**Prompt**
Scan the material below for the string "page", and copy every line where it shows up.

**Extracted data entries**
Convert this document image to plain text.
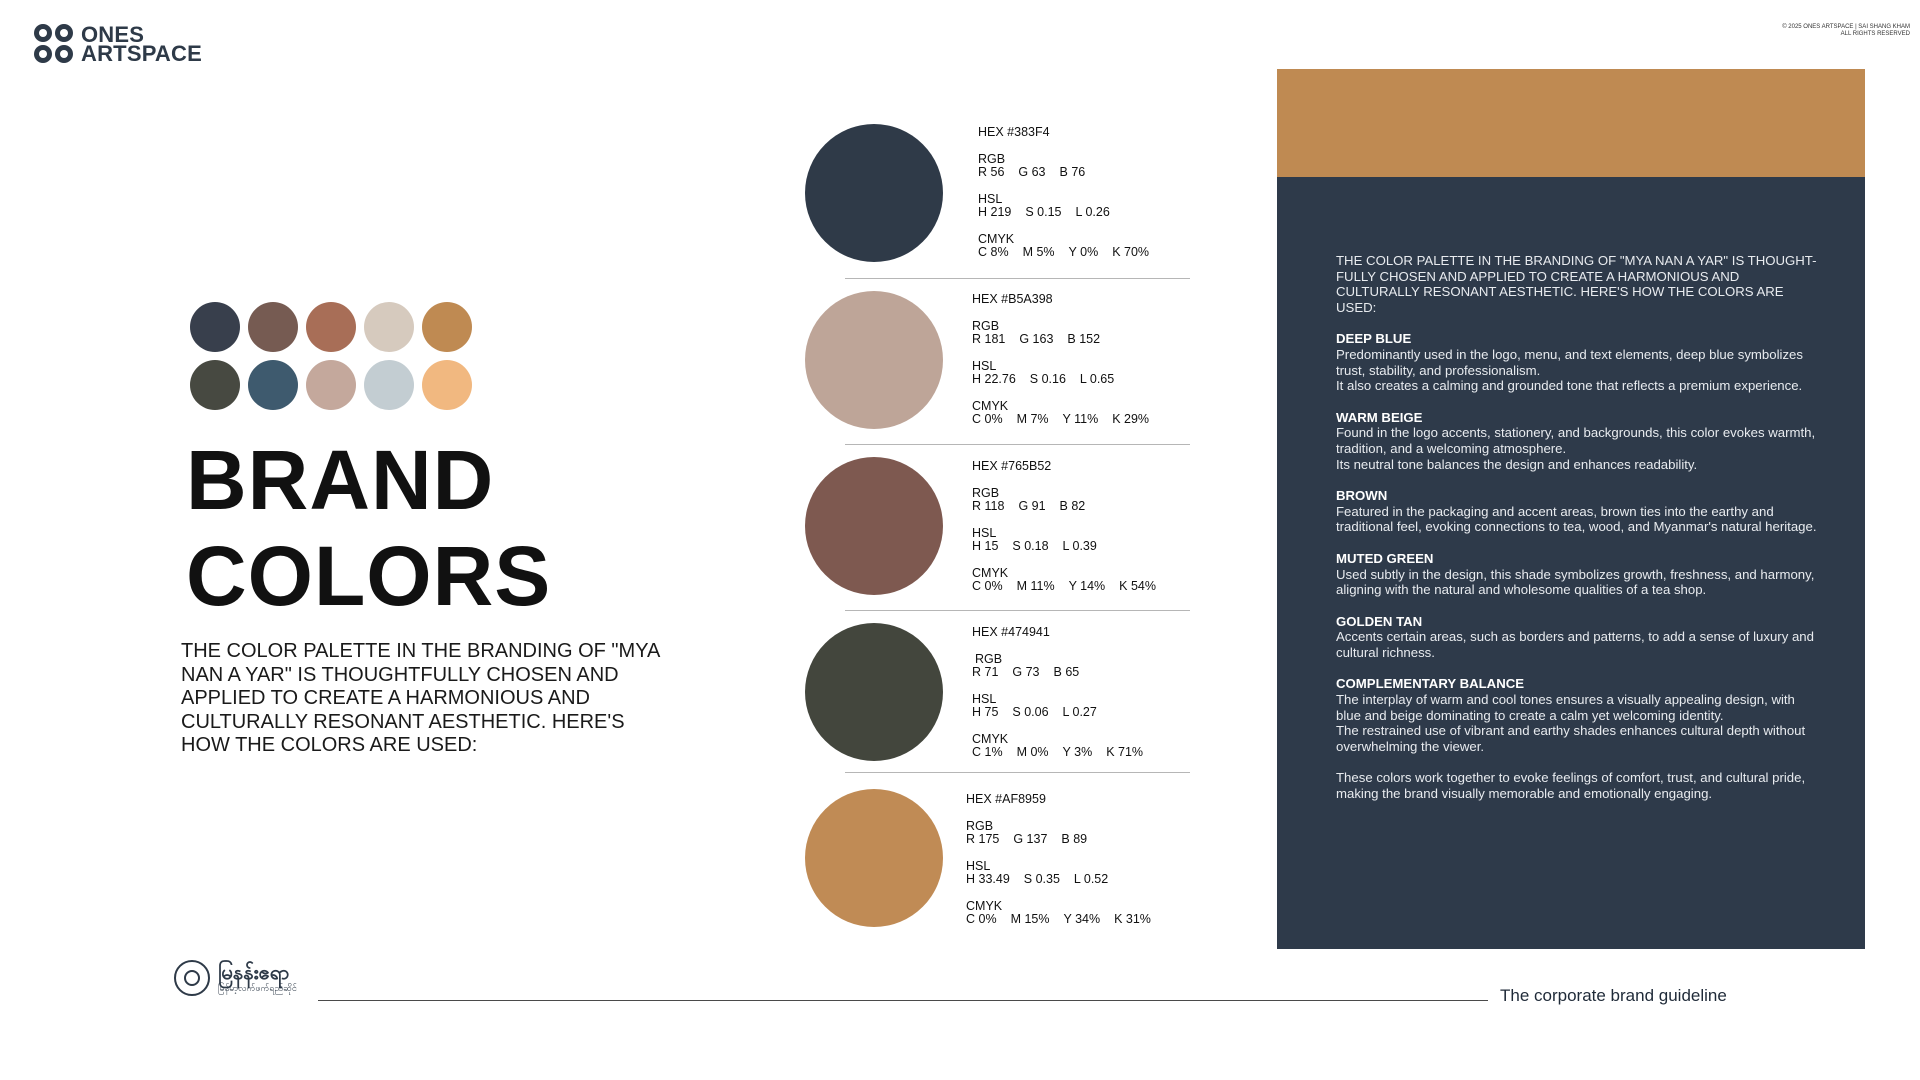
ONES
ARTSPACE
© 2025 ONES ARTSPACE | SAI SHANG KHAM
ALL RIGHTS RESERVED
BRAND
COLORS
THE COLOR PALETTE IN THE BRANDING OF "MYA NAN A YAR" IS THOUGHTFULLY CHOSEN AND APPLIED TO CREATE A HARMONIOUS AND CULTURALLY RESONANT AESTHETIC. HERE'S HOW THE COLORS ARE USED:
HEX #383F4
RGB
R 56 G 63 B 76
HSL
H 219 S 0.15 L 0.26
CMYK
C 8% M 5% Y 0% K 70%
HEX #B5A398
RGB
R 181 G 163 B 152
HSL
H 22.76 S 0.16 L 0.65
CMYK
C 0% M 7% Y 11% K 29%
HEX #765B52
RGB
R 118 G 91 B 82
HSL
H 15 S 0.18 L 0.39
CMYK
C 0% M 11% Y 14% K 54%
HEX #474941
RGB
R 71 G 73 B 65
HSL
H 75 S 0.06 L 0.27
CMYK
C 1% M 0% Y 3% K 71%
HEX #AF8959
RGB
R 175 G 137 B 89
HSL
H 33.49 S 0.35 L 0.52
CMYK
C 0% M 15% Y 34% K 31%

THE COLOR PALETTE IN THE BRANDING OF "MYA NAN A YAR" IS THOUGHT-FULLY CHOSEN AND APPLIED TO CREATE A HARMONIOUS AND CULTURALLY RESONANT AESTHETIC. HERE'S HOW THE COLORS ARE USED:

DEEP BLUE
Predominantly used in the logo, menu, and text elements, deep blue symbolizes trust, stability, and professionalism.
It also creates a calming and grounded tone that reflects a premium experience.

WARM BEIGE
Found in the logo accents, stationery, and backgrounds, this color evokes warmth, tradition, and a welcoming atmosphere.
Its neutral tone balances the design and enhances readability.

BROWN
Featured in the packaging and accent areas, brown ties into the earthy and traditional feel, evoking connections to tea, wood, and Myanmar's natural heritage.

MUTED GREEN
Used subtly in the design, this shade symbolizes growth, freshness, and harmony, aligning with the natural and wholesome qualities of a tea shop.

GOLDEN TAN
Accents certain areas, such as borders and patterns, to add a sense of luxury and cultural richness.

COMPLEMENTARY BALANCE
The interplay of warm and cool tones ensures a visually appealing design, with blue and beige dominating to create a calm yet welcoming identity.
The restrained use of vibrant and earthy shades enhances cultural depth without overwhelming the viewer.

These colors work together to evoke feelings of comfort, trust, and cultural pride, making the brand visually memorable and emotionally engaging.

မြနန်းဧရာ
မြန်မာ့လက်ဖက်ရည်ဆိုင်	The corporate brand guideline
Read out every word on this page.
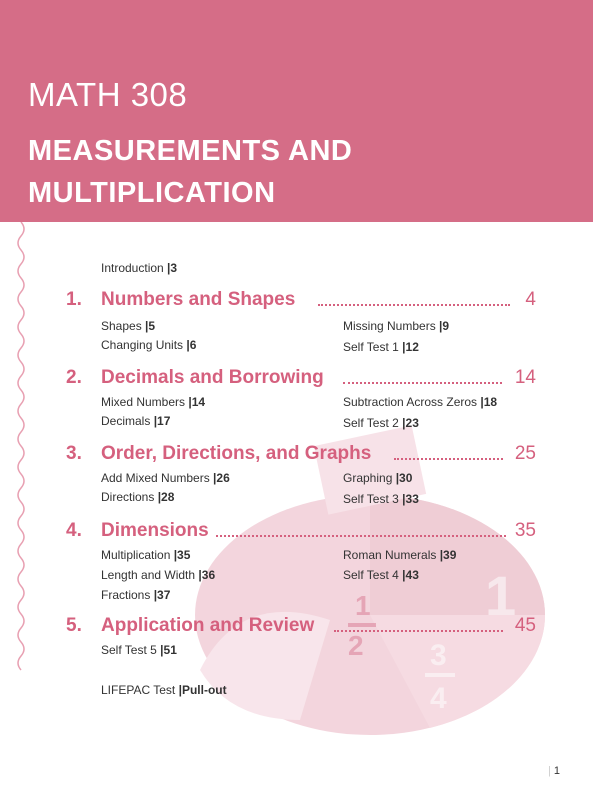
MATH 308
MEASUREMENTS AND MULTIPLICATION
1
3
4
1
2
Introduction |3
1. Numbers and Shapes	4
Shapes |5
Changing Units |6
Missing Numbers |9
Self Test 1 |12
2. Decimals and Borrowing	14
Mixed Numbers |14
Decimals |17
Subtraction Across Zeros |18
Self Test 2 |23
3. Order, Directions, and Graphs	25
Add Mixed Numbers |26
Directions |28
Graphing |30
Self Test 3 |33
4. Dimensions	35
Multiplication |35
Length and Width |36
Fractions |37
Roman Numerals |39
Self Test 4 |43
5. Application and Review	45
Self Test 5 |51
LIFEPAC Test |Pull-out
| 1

---

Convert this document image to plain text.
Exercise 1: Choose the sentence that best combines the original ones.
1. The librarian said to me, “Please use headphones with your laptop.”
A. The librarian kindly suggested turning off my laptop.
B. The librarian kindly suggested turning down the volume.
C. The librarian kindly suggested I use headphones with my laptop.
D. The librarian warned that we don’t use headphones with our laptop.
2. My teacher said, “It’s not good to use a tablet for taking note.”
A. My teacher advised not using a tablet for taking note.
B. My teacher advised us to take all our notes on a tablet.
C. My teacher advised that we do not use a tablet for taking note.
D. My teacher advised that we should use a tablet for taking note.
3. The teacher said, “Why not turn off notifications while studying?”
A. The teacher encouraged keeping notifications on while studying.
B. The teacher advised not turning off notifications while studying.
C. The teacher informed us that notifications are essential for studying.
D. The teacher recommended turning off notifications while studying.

---

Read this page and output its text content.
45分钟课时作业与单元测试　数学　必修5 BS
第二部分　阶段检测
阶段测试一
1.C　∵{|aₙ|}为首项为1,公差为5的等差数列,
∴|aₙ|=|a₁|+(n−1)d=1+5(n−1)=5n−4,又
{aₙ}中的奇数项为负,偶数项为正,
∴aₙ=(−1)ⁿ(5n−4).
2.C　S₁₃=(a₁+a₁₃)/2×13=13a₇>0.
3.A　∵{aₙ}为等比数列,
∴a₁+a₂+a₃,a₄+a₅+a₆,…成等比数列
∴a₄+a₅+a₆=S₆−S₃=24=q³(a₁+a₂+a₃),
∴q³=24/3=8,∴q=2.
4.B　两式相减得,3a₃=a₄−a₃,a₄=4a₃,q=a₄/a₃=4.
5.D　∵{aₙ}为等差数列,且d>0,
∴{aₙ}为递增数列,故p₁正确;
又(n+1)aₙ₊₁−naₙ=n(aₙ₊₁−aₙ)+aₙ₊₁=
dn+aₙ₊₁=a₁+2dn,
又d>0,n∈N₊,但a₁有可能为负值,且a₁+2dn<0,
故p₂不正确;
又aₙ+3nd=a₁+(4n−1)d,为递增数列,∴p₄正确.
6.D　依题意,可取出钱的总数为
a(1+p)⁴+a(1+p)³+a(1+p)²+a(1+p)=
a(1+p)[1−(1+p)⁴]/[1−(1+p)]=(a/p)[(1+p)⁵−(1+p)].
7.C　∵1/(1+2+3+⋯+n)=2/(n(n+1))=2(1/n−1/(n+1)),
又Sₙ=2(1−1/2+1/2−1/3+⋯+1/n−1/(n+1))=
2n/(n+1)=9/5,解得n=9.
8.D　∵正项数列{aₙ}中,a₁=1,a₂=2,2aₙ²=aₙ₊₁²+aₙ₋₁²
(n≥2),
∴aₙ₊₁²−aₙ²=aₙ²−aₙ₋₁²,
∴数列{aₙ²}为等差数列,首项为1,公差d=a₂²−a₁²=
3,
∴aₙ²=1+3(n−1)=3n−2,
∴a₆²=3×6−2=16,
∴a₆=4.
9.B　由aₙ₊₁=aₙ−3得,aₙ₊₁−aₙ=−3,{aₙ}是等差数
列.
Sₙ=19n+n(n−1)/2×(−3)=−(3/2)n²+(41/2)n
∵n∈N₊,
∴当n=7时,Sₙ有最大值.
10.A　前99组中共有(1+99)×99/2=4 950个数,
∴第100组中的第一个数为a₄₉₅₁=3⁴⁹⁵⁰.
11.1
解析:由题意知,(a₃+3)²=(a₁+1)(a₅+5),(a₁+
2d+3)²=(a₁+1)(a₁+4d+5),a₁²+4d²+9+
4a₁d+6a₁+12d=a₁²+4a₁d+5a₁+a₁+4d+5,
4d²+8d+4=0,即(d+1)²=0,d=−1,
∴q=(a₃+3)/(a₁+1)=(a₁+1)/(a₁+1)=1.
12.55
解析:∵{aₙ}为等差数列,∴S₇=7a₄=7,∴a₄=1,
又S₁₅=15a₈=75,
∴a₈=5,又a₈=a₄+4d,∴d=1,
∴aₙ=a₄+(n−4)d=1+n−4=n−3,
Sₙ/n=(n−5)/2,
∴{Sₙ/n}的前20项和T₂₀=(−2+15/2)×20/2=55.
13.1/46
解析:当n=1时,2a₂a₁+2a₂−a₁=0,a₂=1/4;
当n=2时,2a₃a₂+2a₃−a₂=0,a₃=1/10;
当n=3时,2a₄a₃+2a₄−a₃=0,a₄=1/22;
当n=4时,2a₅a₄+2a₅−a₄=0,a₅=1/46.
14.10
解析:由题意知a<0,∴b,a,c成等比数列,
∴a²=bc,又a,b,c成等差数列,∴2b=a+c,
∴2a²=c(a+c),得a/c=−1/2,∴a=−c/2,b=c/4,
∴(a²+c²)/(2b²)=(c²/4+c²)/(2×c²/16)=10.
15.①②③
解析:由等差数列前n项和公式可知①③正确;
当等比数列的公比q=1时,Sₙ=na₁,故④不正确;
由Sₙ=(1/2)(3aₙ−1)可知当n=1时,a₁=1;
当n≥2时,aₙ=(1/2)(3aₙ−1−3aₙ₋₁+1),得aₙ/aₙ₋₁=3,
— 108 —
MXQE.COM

**Expected answer**
Read out every word on this page.
Read this page and output its text content.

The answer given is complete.